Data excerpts

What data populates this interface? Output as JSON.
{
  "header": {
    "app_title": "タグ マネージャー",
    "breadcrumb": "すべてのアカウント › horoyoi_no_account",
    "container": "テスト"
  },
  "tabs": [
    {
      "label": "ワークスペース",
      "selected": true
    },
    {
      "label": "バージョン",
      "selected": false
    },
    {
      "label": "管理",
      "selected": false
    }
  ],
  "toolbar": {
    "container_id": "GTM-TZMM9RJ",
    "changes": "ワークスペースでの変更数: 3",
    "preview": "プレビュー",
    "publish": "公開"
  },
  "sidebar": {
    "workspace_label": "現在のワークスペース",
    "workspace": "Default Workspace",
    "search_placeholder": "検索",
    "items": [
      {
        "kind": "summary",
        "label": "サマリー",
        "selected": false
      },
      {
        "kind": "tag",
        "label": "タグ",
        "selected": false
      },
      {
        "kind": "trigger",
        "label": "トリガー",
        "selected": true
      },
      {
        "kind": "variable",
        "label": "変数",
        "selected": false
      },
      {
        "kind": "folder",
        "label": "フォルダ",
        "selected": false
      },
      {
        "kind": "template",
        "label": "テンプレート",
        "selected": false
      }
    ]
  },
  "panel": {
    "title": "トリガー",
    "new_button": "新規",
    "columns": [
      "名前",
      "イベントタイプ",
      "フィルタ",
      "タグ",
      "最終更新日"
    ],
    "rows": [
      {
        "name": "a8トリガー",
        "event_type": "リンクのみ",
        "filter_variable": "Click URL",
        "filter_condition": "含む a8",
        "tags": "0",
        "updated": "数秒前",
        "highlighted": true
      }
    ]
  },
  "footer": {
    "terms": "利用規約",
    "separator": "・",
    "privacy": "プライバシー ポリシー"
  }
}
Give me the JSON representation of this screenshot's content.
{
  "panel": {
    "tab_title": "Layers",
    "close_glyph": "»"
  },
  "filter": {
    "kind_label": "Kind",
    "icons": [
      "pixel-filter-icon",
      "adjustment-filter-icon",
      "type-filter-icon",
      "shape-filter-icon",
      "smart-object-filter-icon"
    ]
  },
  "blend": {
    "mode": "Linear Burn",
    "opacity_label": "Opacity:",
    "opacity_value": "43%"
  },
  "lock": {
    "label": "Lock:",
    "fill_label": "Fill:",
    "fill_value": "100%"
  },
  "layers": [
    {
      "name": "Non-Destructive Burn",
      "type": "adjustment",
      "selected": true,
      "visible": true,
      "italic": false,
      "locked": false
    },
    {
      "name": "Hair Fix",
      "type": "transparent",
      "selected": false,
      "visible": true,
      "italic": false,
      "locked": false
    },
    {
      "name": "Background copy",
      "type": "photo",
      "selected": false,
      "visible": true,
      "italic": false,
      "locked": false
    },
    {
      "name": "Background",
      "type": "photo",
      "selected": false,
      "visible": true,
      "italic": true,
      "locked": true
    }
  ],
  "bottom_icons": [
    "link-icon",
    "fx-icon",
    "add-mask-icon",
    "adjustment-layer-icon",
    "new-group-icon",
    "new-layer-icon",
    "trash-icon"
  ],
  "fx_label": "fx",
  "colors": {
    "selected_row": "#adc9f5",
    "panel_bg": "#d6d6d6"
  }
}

SHORT TASK: Repeat word for word each line from the one with "Give me the" to the end of the records above, inclusive.

SOLUTION:
Give me the JSON representation of this screenshot's content.
{
  "panel": {
    "tab_title": "Layers",
    "close_glyph": "»"
  },
  "filter": {
    "kind_label": "Kind",
    "icons": [
      "pixel-filter-icon",
      "adjustment-filter-icon",
      "type-filter-icon",
      "shape-filter-icon",
      "smart-object-filter-icon"
    ]
  },
  "blend": {
    "mode": "Linear Burn",
    "opacity_label": "Opacity:",
    "opacity_value": "43%"
  },
  "lock": {
    "label": "Lock:",
    "fill_label": "Fill:",
    "fill_value": "100%"
  },
  "layers": [
    {
      "name": "Non-Destructive Burn",
      "type": "adjustment",
      "selected": true,
      "visible": true,
      "italic": false,
      "locked": false
    },
    {
      "name": "Hair Fix",
      "type": "transparent",
      "selected": false,
      "visible": true,
      "italic": false,
      "locked": false
    },
    {
      "name": "Background copy",
      "type": "photo",
      "selected": false,
      "visible": true,
      "italic": false,
      "locked": false
    },
    {
      "name": "Background",
      "type": "photo",
      "selected": false,
      "visible": true,
      "italic": true,
      "locked": true
    }
  ],
  "bottom_icons": [
    "link-icon",
    "fx-icon",
    "add-mask-icon",
    "adjustment-layer-icon",
    "new-group-icon",
    "new-layer-icon",
    "trash-icon"
  ],
  "fx_label": "fx",
  "colors": {
    "selected_row": "#adc9f5",
    "panel_bg": "#d6d6d6"
  }
}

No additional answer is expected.